» **Goal**
Select the lines that contain "poussées" and copy each of them.

» **Records**
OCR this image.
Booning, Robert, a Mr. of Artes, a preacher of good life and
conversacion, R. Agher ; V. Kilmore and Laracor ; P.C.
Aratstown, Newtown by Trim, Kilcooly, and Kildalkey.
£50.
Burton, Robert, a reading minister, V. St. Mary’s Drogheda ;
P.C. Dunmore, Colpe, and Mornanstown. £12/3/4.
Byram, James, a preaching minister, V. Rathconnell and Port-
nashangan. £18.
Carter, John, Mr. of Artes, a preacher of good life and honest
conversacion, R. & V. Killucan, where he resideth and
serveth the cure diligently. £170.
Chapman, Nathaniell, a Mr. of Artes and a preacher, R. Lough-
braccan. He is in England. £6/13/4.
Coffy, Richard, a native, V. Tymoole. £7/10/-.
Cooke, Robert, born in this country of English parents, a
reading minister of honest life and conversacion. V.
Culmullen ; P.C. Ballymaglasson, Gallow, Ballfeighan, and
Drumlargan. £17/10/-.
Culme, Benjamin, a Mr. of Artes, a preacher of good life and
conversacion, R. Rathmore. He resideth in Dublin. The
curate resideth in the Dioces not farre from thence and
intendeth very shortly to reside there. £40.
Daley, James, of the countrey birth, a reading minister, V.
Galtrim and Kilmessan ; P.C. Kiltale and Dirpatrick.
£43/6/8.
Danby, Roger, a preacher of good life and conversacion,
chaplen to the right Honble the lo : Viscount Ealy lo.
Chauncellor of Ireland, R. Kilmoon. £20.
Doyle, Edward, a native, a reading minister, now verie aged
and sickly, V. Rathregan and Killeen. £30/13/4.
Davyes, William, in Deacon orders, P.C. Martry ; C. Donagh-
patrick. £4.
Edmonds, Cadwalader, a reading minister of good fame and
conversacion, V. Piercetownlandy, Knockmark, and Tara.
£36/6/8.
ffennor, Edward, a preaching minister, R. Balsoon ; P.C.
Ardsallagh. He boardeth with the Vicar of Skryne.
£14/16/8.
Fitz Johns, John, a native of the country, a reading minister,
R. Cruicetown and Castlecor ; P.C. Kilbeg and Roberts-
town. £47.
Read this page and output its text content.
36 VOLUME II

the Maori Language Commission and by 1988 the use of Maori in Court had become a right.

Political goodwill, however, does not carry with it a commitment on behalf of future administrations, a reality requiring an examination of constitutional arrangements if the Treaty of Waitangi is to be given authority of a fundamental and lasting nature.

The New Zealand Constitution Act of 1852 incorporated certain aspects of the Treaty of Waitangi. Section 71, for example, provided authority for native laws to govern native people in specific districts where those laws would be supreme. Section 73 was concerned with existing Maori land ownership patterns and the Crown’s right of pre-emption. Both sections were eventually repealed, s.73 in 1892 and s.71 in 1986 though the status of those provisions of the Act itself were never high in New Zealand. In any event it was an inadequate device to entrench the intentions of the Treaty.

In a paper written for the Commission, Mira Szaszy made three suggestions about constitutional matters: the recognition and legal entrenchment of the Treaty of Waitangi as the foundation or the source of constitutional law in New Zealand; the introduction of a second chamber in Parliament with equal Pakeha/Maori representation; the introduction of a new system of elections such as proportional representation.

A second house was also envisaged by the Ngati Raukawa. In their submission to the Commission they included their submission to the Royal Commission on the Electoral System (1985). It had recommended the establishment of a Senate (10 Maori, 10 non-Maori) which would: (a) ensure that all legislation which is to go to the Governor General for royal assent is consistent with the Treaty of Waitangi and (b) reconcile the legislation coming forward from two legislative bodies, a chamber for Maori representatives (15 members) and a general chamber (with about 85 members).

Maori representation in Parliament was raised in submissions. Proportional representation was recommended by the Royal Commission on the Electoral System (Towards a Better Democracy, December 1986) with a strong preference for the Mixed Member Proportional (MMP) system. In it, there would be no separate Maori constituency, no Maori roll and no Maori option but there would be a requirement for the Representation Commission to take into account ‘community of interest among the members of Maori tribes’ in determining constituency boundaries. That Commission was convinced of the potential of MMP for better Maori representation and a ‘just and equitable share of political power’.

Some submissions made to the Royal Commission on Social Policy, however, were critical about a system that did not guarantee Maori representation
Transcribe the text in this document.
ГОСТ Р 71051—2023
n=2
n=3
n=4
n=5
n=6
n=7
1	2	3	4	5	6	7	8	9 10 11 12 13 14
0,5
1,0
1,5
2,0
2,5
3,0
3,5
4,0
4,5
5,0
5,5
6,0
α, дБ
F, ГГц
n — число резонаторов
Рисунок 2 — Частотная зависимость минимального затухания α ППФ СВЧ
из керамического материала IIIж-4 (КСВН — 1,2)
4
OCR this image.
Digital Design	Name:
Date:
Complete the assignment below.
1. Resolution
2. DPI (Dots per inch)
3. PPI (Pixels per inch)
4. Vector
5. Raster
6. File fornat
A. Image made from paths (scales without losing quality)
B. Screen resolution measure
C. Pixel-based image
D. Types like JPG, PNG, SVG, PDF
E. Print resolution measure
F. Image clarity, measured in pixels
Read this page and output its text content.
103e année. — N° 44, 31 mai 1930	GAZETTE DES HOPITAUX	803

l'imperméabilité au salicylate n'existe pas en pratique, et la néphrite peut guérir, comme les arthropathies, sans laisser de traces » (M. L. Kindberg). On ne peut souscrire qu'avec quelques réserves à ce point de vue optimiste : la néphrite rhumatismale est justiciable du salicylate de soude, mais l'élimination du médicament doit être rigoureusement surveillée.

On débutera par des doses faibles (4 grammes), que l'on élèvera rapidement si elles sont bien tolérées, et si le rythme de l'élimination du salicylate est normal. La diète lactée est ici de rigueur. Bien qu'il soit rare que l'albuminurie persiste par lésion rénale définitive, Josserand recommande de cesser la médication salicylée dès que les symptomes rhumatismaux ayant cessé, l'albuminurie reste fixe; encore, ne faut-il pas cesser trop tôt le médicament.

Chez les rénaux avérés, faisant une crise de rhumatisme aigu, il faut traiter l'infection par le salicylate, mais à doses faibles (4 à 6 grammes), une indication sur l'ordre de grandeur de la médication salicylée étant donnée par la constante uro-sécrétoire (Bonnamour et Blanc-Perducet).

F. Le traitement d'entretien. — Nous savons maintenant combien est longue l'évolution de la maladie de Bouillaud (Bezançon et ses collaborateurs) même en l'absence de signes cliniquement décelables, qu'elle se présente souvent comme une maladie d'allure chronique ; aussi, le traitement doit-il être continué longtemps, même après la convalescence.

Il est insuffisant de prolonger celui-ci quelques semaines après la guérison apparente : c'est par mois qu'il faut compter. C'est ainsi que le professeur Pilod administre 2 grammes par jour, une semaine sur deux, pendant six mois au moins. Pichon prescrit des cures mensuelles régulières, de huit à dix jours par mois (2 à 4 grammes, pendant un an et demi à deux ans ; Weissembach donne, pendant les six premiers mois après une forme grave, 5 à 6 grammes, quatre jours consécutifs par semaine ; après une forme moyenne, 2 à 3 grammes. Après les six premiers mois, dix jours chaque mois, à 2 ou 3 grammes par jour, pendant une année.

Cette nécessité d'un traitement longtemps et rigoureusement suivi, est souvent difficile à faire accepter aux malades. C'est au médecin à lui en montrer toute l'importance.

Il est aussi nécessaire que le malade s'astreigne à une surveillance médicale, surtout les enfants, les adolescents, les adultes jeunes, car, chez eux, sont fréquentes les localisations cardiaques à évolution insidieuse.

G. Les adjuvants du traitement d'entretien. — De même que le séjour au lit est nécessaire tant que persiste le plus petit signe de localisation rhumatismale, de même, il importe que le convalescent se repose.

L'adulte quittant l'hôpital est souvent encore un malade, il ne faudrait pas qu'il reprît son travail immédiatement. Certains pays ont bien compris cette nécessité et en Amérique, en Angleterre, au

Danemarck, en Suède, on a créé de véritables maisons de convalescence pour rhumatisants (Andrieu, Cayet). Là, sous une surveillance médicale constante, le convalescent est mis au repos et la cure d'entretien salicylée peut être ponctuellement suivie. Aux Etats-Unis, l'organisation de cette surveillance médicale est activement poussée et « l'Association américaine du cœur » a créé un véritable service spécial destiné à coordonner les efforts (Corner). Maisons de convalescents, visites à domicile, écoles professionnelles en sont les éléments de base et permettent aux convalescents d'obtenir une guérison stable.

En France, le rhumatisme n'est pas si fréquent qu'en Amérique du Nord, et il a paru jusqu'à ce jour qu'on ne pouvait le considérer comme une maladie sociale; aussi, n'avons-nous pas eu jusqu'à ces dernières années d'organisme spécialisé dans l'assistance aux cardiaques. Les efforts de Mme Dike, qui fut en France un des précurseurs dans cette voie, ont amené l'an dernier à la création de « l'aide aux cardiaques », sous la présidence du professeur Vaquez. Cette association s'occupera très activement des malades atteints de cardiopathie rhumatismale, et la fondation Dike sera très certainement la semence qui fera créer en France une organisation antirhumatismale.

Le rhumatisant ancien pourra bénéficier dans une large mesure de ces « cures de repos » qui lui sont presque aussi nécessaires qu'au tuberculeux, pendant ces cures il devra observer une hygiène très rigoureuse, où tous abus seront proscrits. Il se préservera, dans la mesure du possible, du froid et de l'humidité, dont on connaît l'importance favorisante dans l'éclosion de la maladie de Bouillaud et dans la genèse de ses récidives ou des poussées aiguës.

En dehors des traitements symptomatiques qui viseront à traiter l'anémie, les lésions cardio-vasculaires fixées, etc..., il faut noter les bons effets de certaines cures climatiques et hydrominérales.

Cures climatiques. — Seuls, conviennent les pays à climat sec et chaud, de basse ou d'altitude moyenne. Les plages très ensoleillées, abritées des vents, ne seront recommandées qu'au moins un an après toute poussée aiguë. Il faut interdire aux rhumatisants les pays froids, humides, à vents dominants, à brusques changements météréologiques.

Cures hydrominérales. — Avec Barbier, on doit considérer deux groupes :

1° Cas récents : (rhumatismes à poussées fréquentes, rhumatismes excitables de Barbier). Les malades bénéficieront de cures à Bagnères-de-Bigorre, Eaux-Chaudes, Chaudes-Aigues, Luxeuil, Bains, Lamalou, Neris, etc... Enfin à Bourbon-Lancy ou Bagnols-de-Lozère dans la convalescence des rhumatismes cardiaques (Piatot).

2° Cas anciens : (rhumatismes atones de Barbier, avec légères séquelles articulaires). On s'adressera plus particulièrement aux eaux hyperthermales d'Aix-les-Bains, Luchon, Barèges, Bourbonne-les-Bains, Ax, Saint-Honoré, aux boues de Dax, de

» **Problem solution**
Le rhumatisant ancien pourra bénéficier dans une large mesure de ces « cures de repos » qui lui sont presque aussi nécessaires qu'au tuberculeux, pendant ces cures il devra observer une hygiène très rigoureuse, où tous abus seront proscrits. Il se préservera, dans la mesure du possible, du froid et de l'humidité, dont on connaît l'importance favorisante dans l'éclosion de la maladie de Bouillaud et dans la genèse de ses récidives ou des poussées aiguës.
1° Cas récents : (rhumatismes à poussées fréquentes, rhumatismes excitables de Barbier). Les malades bénéficieront de cures à Bagnères-de-Bigorre, Eaux-Chaudes, Chaudes-Aigues, Luxeuil, Bains, Lamalou, Neris, etc... Enfin à Bourbon-Lancy ou Bagnols-de-Lozère dans la convalescence des rhumatismes cardiaques (Piatot).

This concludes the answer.